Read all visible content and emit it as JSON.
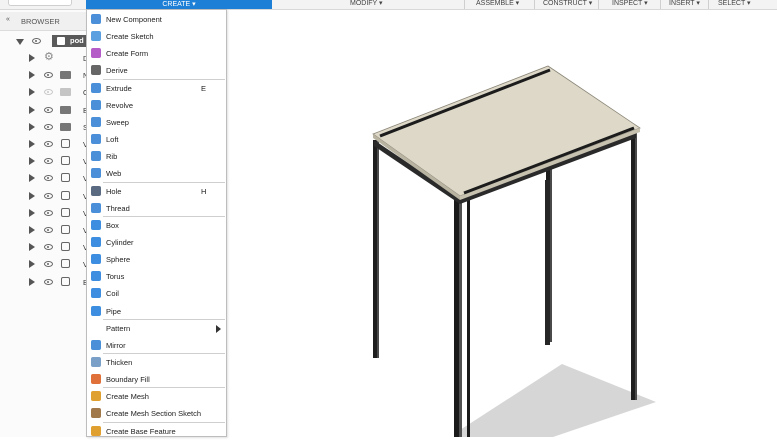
{
  "toolbar": {
    "create_label": "CREATE ▾",
    "modify_label": "MODIFY ▾",
    "assemble_label": "ASSEMBLE ▾",
    "construct_label": "CONSTRUCT ▾",
    "inspect_label": "INSPECT ▾",
    "insert_label": "INSERT ▾",
    "select_label": "SELECT ▾"
  },
  "browser": {
    "collapse_icon": "«",
    "title": "BROWSER",
    "root_label": "pod",
    "items": [
      {
        "label": "Docum",
        "icon": "gear-icon"
      },
      {
        "label": "Named",
        "icon": "folder-icon"
      },
      {
        "label": "O",
        "icon": "folder-icon"
      },
      {
        "label": "B",
        "icon": "folder-icon"
      },
      {
        "label": "S",
        "icon": "folder-icon"
      },
      {
        "label": "V",
        "icon": "body-icon"
      },
      {
        "label": "V",
        "icon": "body-icon"
      },
      {
        "label": "V",
        "icon": "body-icon"
      },
      {
        "label": "V",
        "icon": "body-icon"
      },
      {
        "label": "V",
        "icon": "body-icon"
      },
      {
        "label": "V",
        "icon": "body-icon"
      },
      {
        "label": "V",
        "icon": "body-icon"
      },
      {
        "label": "V",
        "icon": "body-icon"
      },
      {
        "label": "B",
        "icon": "body-icon"
      }
    ]
  },
  "create_menu": {
    "items": [
      {
        "label": "New Component",
        "shortcut": "",
        "icon": "new-component-icon",
        "color": "#4a8fd8"
      },
      {
        "label": "Create Sketch",
        "shortcut": "",
        "icon": "create-sketch-icon",
        "color": "#5aa0e0"
      },
      {
        "label": "Create Form",
        "shortcut": "",
        "icon": "create-form-icon",
        "color": "#b55cc8"
      },
      {
        "label": "Derive",
        "shortcut": "",
        "icon": "derive-icon",
        "color": "#666666"
      },
      {
        "label": "Extrude",
        "shortcut": "E",
        "icon": "extrude-icon",
        "color": "#4a8fd8"
      },
      {
        "label": "Revolve",
        "shortcut": "",
        "icon": "revolve-icon",
        "color": "#4a8fd8"
      },
      {
        "label": "Sweep",
        "shortcut": "",
        "icon": "sweep-icon",
        "color": "#4a8fd8"
      },
      {
        "label": "Loft",
        "shortcut": "",
        "icon": "loft-icon",
        "color": "#4a8fd8"
      },
      {
        "label": "Rib",
        "shortcut": "",
        "icon": "rib-icon",
        "color": "#4a8fd8"
      },
      {
        "label": "Web",
        "shortcut": "",
        "icon": "web-icon",
        "color": "#4a8fd8"
      },
      {
        "label": "Hole",
        "shortcut": "H",
        "icon": "hole-icon",
        "color": "#5a6a80"
      },
      {
        "label": "Thread",
        "shortcut": "",
        "icon": "thread-icon",
        "color": "#4a8fd8"
      },
      {
        "label": "Box",
        "shortcut": "",
        "icon": "box-icon",
        "color": "#3d8ee0"
      },
      {
        "label": "Cylinder",
        "shortcut": "",
        "icon": "cylinder-icon",
        "color": "#3d8ee0"
      },
      {
        "label": "Sphere",
        "shortcut": "",
        "icon": "sphere-icon",
        "color": "#3d8ee0"
      },
      {
        "label": "Torus",
        "shortcut": "",
        "icon": "torus-icon",
        "color": "#3d8ee0"
      },
      {
        "label": "Coil",
        "shortcut": "",
        "icon": "coil-icon",
        "color": "#3d8ee0"
      },
      {
        "label": "Pipe",
        "shortcut": "",
        "icon": "pipe-icon",
        "color": "#3d8ee0"
      },
      {
        "label": "Pattern",
        "shortcut": "",
        "icon": "",
        "color": "#ffffff",
        "submenu": true
      },
      {
        "label": "Mirror",
        "shortcut": "",
        "icon": "mirror-icon",
        "color": "#4a8fd8"
      },
      {
        "label": "Thicken",
        "shortcut": "",
        "icon": "thicken-icon",
        "color": "#7aa0c8"
      },
      {
        "label": "Boundary Fill",
        "shortcut": "",
        "icon": "boundary-fill-icon",
        "color": "#e0703a"
      },
      {
        "label": "Create Mesh",
        "shortcut": "",
        "icon": "create-mesh-icon",
        "color": "#e0a030"
      },
      {
        "label": "Create Mesh Section Sketch",
        "shortcut": "",
        "icon": "mesh-section-sketch-icon",
        "color": "#a0784a"
      },
      {
        "label": "Create Base Feature",
        "shortcut": "",
        "icon": "base-feature-icon",
        "color": "#e0a030"
      }
    ]
  },
  "colors": {
    "accent": "#1e7fd6",
    "table_top": "#ddd8c8",
    "frame": "#2a2a2a"
  }
}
##########
-- Exercise details --
Using the data above, write out every line exactly, leaving the images behind.

-- Final answer --
Read all visible content and emit it as JSON.
{
  "toolbar": {
    "create_label": "CREATE ▾",
    "modify_label": "MODIFY ▾",
    "assemble_label": "ASSEMBLE ▾",
    "construct_label": "CONSTRUCT ▾",
    "inspect_label": "INSPECT ▾",
    "insert_label": "INSERT ▾",
    "select_label": "SELECT ▾"
  },
  "browser": {
    "collapse_icon": "«",
    "title": "BROWSER",
    "root_label": "pod",
    "items": [
      {
        "label": "Docum",
        "icon": "gear-icon"
      },
      {
        "label": "Named",
        "icon": "folder-icon"
      },
      {
        "label": "O",
        "icon": "folder-icon"
      },
      {
        "label": "B",
        "icon": "folder-icon"
      },
      {
        "label": "S",
        "icon": "folder-icon"
      },
      {
        "label": "V",
        "icon": "body-icon"
      },
      {
        "label": "V",
        "icon": "body-icon"
      },
      {
        "label": "V",
        "icon": "body-icon"
      },
      {
        "label": "V",
        "icon": "body-icon"
      },
      {
        "label": "V",
        "icon": "body-icon"
      },
      {
        "label": "V",
        "icon": "body-icon"
      },
      {
        "label": "V",
        "icon": "body-icon"
      },
      {
        "label": "V",
        "icon": "body-icon"
      },
      {
        "label": "B",
        "icon": "body-icon"
      }
    ]
  },
  "create_menu": {
    "items": [
      {
        "label": "New Component",
        "shortcut": "",
        "icon": "new-component-icon",
        "color": "#4a8fd8"
      },
      {
        "label": "Create Sketch",
        "shortcut": "",
        "icon": "create-sketch-icon",
        "color": "#5aa0e0"
      },
      {
        "label": "Create Form",
        "shortcut": "",
        "icon": "create-form-icon",
        "color": "#b55cc8"
      },
      {
        "label": "Derive",
        "shortcut": "",
        "icon": "derive-icon",
        "color": "#666666"
      },
      {
        "label": "Extrude",
        "shortcut": "E",
        "icon": "extrude-icon",
        "color": "#4a8fd8"
      },
      {
        "label": "Revolve",
        "shortcut": "",
        "icon": "revolve-icon",
        "color": "#4a8fd8"
      },
      {
        "label": "Sweep",
        "shortcut": "",
        "icon": "sweep-icon",
        "color": "#4a8fd8"
      },
      {
        "label": "Loft",
        "shortcut": "",
        "icon": "loft-icon",
        "color": "#4a8fd8"
      },
      {
        "label": "Rib",
        "shortcut": "",
        "icon": "rib-icon",
        "color": "#4a8fd8"
      },
      {
        "label": "Web",
        "shortcut": "",
        "icon": "web-icon",
        "color": "#4a8fd8"
      },
      {
        "label": "Hole",
        "shortcut": "H",
        "icon": "hole-icon",
        "color": "#5a6a80"
      },
      {
        "label": "Thread",
        "shortcut": "",
        "icon": "thread-icon",
        "color": "#4a8fd8"
      },
      {
        "label": "Box",
        "shortcut": "",
        "icon": "box-icon",
        "color": "#3d8ee0"
      },
      {
        "label": "Cylinder",
        "shortcut": "",
        "icon": "cylinder-icon",
        "color": "#3d8ee0"
      },
      {
        "label": "Sphere",
        "shortcut": "",
        "icon": "sphere-icon",
        "color": "#3d8ee0"
      },
      {
        "label": "Torus",
        "shortcut": "",
        "icon": "torus-icon",
        "color": "#3d8ee0"
      },
      {
        "label": "Coil",
        "shortcut": "",
        "icon": "coil-icon",
        "color": "#3d8ee0"
      },
      {
        "label": "Pipe",
        "shortcut": "",
        "icon": "pipe-icon",
        "color": "#3d8ee0"
      },
      {
        "label": "Pattern",
        "shortcut": "",
        "icon": "",
        "color": "#ffffff",
        "submenu": true
      },
      {
        "label": "Mirror",
        "shortcut": "",
        "icon": "mirror-icon",
        "color": "#4a8fd8"
      },
      {
        "label": "Thicken",
        "shortcut": "",
        "icon": "thicken-icon",
        "color": "#7aa0c8"
      },
      {
        "label": "Boundary Fill",
        "shortcut": "",
        "icon": "boundary-fill-icon",
        "color": "#e0703a"
      },
      {
        "label": "Create Mesh",
        "shortcut": "",
        "icon": "create-mesh-icon",
        "color": "#e0a030"
      },
      {
        "label": "Create Mesh Section Sketch",
        "shortcut": "",
        "icon": "mesh-section-sketch-icon",
        "color": "#a0784a"
      },
      {
        "label": "Create Base Feature",
        "shortcut": "",
        "icon": "base-feature-icon",
        "color": "#e0a030"
      }
    ]
  },
  "colors": {
    "accent": "#1e7fd6",
    "table_top": "#ddd8c8",
    "frame": "#2a2a2a"
  }
}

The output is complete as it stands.